▸ THE PROBLEM: State the number of lines in these records holding "valentina". Say nothing more.

▸ STORED RECORDS:
— START —
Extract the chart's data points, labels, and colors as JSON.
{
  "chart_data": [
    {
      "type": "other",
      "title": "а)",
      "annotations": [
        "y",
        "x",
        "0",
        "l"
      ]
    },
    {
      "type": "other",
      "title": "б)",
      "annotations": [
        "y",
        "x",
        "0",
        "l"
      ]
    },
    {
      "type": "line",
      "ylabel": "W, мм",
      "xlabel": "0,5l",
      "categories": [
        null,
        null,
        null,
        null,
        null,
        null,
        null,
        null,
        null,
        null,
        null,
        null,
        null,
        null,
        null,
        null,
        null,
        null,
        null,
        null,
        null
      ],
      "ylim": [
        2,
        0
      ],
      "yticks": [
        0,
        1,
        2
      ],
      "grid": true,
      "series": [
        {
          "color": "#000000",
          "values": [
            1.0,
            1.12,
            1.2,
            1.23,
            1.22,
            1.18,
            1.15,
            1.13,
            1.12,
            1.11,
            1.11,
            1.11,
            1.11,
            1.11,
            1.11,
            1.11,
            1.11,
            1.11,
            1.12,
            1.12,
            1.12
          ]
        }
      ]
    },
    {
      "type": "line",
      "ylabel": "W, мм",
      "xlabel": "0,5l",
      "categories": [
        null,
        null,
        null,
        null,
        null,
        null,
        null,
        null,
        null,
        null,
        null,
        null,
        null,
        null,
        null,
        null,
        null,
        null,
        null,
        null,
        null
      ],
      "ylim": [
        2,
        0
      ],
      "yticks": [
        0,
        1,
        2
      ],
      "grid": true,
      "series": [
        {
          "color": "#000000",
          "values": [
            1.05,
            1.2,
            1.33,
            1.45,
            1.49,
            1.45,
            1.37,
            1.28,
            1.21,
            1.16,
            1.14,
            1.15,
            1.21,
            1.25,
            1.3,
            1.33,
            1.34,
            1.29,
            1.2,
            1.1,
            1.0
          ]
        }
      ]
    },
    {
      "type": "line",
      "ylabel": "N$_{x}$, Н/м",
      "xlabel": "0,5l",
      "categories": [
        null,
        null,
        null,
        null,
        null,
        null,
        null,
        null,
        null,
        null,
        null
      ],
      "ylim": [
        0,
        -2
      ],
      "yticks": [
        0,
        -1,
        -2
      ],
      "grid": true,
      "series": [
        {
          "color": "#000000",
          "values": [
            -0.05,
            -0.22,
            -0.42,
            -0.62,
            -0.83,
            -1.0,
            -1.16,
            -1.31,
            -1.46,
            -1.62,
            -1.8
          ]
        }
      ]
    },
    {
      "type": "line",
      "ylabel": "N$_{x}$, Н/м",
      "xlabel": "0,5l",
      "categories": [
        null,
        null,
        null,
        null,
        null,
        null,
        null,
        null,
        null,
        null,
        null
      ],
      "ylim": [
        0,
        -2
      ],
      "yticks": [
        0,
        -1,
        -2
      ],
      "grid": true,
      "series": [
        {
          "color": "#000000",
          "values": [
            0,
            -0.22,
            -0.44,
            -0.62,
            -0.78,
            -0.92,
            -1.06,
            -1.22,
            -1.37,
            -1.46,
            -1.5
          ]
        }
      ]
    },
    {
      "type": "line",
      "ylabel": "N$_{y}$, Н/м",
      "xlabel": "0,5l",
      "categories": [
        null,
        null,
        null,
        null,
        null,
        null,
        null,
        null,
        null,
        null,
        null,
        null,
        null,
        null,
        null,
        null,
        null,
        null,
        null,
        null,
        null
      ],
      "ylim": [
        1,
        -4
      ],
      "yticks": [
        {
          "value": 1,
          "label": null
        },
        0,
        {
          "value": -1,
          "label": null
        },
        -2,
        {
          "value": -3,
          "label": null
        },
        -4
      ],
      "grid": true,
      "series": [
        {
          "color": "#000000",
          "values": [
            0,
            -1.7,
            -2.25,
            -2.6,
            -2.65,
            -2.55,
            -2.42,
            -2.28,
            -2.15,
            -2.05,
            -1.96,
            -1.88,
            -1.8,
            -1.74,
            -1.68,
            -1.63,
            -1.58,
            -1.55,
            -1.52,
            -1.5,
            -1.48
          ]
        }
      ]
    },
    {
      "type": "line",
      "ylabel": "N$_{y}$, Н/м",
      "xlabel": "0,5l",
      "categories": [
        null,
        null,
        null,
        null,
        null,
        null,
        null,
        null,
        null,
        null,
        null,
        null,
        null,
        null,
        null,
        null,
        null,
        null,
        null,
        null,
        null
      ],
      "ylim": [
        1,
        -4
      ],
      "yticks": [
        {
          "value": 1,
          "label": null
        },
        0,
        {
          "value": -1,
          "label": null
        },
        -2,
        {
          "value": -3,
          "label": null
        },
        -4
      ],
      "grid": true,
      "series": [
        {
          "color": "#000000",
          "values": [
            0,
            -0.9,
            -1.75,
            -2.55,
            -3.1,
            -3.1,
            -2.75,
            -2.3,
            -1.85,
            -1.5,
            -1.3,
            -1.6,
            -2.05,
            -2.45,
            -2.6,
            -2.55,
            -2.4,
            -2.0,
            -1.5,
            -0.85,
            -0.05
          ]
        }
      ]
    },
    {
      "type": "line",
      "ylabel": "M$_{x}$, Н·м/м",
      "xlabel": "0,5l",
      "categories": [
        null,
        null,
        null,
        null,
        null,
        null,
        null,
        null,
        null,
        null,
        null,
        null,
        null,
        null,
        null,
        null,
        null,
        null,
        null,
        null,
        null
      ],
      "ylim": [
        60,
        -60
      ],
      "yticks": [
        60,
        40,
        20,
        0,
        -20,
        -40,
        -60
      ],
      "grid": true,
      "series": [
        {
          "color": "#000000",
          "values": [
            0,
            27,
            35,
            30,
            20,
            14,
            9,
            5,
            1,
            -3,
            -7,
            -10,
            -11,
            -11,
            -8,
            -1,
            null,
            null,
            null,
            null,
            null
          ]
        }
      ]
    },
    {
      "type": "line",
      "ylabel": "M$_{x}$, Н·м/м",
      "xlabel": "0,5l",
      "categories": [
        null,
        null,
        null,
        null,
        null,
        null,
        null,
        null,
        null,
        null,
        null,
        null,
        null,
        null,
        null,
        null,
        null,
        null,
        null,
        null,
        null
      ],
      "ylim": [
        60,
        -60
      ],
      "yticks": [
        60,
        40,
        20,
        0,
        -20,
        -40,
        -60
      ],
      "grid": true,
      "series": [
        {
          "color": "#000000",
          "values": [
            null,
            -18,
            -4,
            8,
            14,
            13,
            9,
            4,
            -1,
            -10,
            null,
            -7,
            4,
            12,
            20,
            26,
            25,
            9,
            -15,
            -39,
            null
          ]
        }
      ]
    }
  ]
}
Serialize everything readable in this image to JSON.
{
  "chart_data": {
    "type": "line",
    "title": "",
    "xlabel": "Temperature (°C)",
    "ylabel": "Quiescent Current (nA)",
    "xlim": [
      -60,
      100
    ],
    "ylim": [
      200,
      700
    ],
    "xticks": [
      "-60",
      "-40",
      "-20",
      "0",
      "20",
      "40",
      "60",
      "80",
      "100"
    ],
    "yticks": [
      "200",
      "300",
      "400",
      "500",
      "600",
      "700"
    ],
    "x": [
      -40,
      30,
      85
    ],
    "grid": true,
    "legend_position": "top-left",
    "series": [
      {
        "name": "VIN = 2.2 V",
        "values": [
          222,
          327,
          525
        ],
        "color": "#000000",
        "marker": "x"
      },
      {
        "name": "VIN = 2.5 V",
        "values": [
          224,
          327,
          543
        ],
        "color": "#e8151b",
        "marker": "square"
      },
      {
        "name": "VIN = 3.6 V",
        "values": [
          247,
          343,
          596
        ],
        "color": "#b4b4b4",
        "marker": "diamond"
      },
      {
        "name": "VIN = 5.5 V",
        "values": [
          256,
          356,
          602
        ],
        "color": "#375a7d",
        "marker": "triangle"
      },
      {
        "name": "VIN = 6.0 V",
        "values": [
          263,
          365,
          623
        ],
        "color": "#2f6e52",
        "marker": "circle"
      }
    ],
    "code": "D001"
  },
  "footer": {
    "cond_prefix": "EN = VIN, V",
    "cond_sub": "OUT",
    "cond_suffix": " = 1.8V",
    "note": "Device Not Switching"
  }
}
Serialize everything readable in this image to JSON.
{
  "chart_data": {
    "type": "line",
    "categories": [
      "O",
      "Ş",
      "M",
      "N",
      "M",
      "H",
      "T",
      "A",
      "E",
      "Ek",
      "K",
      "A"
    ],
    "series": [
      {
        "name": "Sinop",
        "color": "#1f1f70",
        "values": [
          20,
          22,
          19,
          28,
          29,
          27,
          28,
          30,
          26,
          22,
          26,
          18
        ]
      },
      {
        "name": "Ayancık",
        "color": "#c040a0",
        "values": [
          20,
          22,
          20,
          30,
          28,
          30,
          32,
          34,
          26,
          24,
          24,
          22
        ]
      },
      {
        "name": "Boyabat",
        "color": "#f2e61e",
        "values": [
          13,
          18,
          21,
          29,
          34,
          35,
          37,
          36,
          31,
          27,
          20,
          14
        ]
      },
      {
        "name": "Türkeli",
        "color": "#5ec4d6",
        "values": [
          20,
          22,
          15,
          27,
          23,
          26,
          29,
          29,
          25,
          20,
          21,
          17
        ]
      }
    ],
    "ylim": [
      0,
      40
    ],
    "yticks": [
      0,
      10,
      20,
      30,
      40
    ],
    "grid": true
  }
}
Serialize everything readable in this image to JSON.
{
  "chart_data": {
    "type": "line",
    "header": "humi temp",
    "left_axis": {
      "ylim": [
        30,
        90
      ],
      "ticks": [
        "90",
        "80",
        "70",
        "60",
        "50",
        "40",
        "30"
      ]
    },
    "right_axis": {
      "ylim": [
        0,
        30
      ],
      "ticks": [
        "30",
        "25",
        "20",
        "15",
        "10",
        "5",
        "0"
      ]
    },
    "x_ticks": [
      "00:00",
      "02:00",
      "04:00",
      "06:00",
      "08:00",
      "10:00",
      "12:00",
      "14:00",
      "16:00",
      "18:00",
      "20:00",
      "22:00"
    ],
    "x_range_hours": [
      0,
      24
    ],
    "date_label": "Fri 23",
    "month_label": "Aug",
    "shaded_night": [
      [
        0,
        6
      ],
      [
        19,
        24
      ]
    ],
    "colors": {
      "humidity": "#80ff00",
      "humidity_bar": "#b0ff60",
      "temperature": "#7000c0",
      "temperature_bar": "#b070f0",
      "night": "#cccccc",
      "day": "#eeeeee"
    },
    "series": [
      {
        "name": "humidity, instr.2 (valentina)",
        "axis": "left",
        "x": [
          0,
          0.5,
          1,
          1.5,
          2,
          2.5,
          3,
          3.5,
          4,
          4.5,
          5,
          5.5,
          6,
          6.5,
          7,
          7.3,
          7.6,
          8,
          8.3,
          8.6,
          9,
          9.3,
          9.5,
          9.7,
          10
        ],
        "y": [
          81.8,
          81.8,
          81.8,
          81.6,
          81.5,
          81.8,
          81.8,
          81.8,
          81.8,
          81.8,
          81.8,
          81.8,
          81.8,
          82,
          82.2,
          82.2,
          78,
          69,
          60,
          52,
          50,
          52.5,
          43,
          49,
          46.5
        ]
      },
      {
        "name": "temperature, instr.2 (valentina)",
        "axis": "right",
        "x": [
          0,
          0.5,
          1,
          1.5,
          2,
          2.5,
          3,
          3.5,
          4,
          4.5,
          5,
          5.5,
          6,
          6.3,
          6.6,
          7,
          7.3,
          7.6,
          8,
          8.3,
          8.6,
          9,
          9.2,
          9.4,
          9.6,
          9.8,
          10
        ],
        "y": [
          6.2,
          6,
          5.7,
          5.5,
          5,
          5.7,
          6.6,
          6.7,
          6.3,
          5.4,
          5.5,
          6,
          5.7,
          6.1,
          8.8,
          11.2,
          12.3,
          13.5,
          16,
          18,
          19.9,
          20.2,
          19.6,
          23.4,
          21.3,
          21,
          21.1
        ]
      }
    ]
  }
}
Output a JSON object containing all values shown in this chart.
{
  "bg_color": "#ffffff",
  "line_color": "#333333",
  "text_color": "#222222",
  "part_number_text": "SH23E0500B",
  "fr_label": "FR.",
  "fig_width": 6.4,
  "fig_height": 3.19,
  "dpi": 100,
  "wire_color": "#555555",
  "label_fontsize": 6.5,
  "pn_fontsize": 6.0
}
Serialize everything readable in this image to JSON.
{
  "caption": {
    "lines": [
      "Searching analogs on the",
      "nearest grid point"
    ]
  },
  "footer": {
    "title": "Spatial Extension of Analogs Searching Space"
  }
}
— END —
▸ FINAL RESULT: 2